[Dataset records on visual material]
════════════════

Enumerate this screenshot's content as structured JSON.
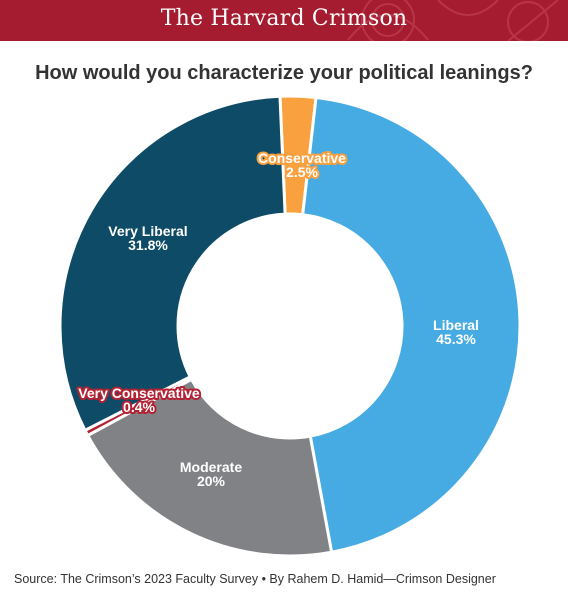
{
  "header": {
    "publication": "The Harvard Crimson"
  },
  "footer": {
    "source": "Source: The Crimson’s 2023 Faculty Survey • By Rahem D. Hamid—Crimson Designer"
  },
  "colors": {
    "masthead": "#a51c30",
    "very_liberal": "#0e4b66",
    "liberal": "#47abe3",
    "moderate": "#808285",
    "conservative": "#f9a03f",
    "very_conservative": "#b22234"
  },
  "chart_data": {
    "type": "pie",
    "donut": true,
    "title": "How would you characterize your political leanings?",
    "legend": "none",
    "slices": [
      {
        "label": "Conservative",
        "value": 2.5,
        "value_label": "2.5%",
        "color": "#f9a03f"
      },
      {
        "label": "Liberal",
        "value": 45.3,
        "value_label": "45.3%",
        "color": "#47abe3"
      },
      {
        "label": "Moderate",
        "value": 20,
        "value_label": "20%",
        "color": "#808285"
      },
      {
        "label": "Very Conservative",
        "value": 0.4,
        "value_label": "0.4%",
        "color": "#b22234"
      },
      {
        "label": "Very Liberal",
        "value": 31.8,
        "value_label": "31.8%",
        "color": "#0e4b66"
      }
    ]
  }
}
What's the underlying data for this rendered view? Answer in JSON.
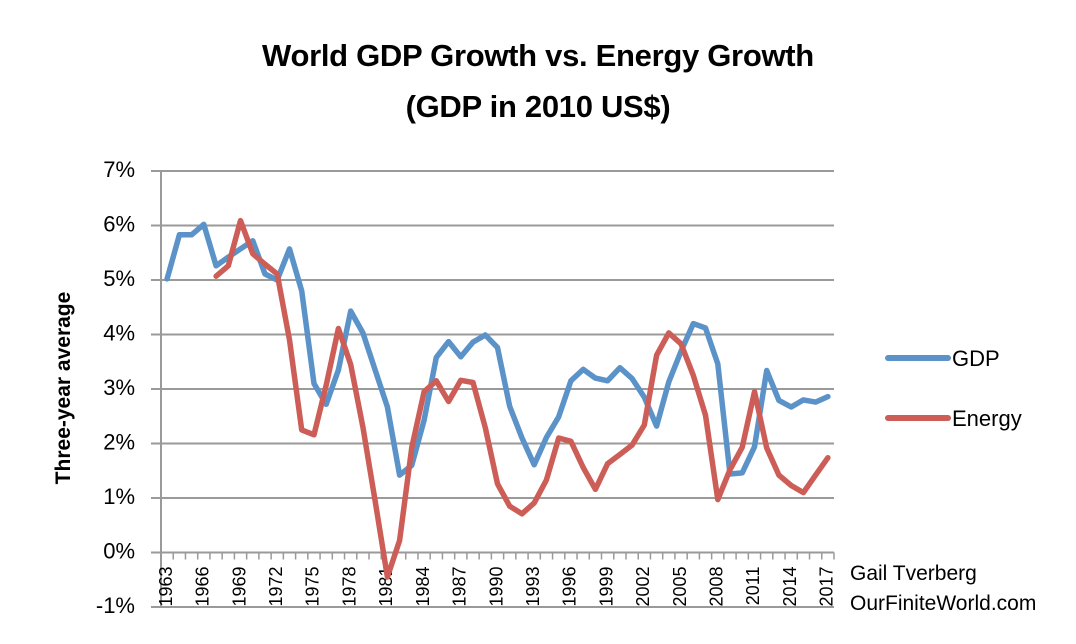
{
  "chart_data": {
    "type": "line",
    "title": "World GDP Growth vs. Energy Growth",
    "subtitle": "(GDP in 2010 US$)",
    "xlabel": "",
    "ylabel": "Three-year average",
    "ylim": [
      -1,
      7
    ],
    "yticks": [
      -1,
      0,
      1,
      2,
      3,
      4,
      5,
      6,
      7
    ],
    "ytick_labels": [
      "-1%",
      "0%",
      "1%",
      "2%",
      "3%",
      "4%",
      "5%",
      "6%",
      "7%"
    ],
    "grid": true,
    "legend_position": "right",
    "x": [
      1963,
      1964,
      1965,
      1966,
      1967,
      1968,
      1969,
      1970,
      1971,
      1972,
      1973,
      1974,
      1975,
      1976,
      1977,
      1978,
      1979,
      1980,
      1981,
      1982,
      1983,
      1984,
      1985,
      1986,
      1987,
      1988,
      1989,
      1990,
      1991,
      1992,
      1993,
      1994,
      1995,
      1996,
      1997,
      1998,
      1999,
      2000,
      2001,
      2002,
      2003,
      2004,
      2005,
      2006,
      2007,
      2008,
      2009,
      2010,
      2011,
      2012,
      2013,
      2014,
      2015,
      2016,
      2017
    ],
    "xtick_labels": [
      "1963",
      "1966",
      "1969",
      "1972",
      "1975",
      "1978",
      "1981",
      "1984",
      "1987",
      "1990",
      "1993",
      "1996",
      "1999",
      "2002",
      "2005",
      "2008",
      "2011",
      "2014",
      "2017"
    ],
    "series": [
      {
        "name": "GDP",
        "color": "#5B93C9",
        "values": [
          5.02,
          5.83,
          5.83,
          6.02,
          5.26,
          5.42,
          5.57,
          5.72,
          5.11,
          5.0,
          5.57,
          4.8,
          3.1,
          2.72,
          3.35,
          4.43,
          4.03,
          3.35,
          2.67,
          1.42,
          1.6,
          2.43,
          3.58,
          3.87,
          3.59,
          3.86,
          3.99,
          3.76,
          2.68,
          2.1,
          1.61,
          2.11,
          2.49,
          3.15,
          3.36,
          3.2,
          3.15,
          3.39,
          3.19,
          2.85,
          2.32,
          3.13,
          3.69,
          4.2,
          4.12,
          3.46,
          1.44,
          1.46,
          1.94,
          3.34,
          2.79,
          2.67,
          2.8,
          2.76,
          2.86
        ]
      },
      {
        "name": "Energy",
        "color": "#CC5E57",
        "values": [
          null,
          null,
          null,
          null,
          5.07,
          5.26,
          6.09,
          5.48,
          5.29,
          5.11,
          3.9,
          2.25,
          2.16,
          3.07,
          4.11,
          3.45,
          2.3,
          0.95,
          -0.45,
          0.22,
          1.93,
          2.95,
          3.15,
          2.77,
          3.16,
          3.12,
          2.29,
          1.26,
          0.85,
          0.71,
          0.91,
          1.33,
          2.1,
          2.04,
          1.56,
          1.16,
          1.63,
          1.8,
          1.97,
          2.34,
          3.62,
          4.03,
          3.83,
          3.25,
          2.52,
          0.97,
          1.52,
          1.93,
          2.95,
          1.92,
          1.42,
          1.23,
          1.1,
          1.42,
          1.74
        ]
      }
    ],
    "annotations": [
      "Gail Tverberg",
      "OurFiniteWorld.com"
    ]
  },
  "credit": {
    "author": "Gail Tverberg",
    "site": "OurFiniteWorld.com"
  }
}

════════════════

▸ **PROBLEM**:
Exactly how many lines in the data above contain the word "Tverberg"? Respond with the number and nothing more.

▸ **RESULT FOR THIS TASK**:
2